▶ ZU ERLEDIGENDE AUFGABEN:
- 1) Fassen Sie den Text über emotionale Autonomie in Paarbeziehungen in zwei Sätzen zusammen.
- 2) Geben Sie den Absatz aus dem Text über emotionale Autonomie in Paarbeziehungen, der mit „Die Anziehungskraft zwischen Mann und Frau“ beginnt und mit „(noch) nicht“ endet, als knappe Stichpunktliste wieder.
- 3) Nennen Sie alle Schritte, mit denen Grenzen nach dem Text über emotionale Autonomie in Paarbeziehungen im Idealfall auf reife, erwachsene Weise neu gezogen werden.

-------- SEITENAUSZUG --------

Emotionale Autonomie in Paarbeziehungen

Wie Sie Ihrem Partner gegenüber gesunde Grenzen ziehen können

Die Anziehungskraft zwischen Mann und Frau lebt von der Verschiedenheit und der Autonomie der Partner. Wird die körperliche oder emotionale Autonomie mißachtet, dann müssen die...

Die Anziehungskraft zwischen Mann und Frau lebt von der Verschiedenheit und der Autonomie der Partner. Wird die körperliche oder emotionale Autonomie mißachtet, dann müssen die Grenzen neu gezogen werden. Dies geschieht im Idealfall auf reife, erwachsene Weise: Die Grenzverletzung wird benannt, ihre Wirkung beschrieben und um anderes Verhalten gebeten. Sollte sie dennoch zu oft wiederholt werden, kann ein reifes, emotional unabhängiges Individuum die entsprechende Konsequenz ziehen und sich trennen. Emotional Abhängige besitzen diese (innere) Freiheit (noch) nicht.

-------- MATERIAL --------

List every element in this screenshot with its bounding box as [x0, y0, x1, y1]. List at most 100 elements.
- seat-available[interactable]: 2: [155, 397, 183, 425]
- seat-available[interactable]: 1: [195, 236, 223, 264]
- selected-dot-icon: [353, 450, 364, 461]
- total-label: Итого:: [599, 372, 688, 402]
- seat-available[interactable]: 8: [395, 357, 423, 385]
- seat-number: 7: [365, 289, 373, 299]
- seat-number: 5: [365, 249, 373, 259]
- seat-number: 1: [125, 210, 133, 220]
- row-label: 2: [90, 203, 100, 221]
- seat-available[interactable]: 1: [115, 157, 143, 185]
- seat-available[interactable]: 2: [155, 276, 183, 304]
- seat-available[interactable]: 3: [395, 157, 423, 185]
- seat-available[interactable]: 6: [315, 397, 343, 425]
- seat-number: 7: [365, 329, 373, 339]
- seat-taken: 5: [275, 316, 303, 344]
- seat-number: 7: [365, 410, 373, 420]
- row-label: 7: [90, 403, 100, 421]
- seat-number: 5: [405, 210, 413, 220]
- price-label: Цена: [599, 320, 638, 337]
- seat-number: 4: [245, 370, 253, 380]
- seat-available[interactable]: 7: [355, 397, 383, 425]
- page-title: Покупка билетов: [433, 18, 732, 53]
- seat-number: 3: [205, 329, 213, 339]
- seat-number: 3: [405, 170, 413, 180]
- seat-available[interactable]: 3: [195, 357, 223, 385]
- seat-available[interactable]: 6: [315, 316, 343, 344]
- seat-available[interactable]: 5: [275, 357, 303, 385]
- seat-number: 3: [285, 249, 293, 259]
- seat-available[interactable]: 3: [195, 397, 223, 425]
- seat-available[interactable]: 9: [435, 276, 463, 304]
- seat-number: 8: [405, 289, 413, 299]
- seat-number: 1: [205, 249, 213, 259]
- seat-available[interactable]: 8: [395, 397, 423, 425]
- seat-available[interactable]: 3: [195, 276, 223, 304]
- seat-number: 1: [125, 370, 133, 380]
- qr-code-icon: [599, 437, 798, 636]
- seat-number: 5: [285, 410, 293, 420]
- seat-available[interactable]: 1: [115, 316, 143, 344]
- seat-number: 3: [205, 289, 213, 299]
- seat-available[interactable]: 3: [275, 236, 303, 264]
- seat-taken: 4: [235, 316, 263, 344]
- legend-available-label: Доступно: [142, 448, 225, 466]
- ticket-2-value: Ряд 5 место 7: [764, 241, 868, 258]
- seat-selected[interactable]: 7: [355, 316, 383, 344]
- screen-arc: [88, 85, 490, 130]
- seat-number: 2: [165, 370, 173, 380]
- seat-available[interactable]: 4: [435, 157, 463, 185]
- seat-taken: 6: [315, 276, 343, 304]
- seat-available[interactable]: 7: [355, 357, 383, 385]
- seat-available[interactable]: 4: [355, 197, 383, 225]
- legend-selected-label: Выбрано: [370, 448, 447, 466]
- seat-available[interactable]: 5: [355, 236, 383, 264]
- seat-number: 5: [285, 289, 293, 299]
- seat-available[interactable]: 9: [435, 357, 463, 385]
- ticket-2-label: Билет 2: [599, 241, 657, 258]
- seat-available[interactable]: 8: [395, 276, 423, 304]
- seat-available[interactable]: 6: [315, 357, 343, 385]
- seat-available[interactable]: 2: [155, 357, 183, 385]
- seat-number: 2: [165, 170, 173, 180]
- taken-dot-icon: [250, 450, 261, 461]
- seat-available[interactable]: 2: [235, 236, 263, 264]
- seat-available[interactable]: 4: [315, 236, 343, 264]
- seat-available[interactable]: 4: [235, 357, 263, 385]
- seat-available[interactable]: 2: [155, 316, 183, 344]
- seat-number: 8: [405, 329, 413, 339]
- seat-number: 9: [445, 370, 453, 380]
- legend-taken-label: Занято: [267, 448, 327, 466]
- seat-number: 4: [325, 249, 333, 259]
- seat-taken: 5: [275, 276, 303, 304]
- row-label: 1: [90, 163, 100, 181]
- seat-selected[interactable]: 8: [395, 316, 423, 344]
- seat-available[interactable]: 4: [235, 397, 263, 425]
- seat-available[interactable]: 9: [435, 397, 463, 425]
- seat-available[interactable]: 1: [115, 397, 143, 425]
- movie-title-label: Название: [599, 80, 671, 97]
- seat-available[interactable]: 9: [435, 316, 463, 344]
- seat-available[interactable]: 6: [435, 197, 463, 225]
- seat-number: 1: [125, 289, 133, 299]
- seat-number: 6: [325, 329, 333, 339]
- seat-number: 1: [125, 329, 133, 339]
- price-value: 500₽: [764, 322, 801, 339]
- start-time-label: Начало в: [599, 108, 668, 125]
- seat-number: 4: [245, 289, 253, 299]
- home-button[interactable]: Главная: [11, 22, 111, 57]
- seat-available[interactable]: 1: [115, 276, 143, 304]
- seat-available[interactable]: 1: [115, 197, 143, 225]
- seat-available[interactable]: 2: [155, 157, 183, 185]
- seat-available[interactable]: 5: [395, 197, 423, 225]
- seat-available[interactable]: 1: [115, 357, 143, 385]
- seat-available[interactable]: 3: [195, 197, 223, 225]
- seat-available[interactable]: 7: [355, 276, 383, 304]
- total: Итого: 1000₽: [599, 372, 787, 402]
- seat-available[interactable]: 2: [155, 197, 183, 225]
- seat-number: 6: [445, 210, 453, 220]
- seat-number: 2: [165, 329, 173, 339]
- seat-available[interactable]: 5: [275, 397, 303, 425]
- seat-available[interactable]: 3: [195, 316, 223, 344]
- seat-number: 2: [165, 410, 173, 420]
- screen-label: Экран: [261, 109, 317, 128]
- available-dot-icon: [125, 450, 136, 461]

--------

▶ GELÖSTE AUFGABEN:
- 1) Die Anziehungskraft zwischen Mann und Frau lebt von der Verschiedenheit und der Autonomie der Partner. Wird diese Autonomie missachtet, sollten die Grenzen im Idealfall auf reife Weise neu gezogen werden, und bei zu häufiger Wiederholung kann sich ein emotional unabhängiger Mensch trennen, wozu emotional Abhängigen (noch) die innere Freiheit fehlt.

- 2)
- Anziehung zwischen Mann und Frau beruht auf Verschiedenheit und Autonomie der Partner
- Missachtung der körperlichen oder emotionalen Autonomie erfordert neue Grenzen
- Idealer, reifer Weg: Grenzverletzung benennen, Wirkung beschreiben, um anderes Verhalten bitten
- Bei zu häufiger Wiederholung kann ein reifer, emotional unabhängiger Mensch die Konsequenz ziehen und sich trennen
- Emotional Abhängige besitzen diese innere Freiheit (noch) nicht

- 3)
- Die Grenzverletzung wird benannt.
- Ihre Wirkung wird beschrieben.
- Es wird um anderes Verhalten gebeten.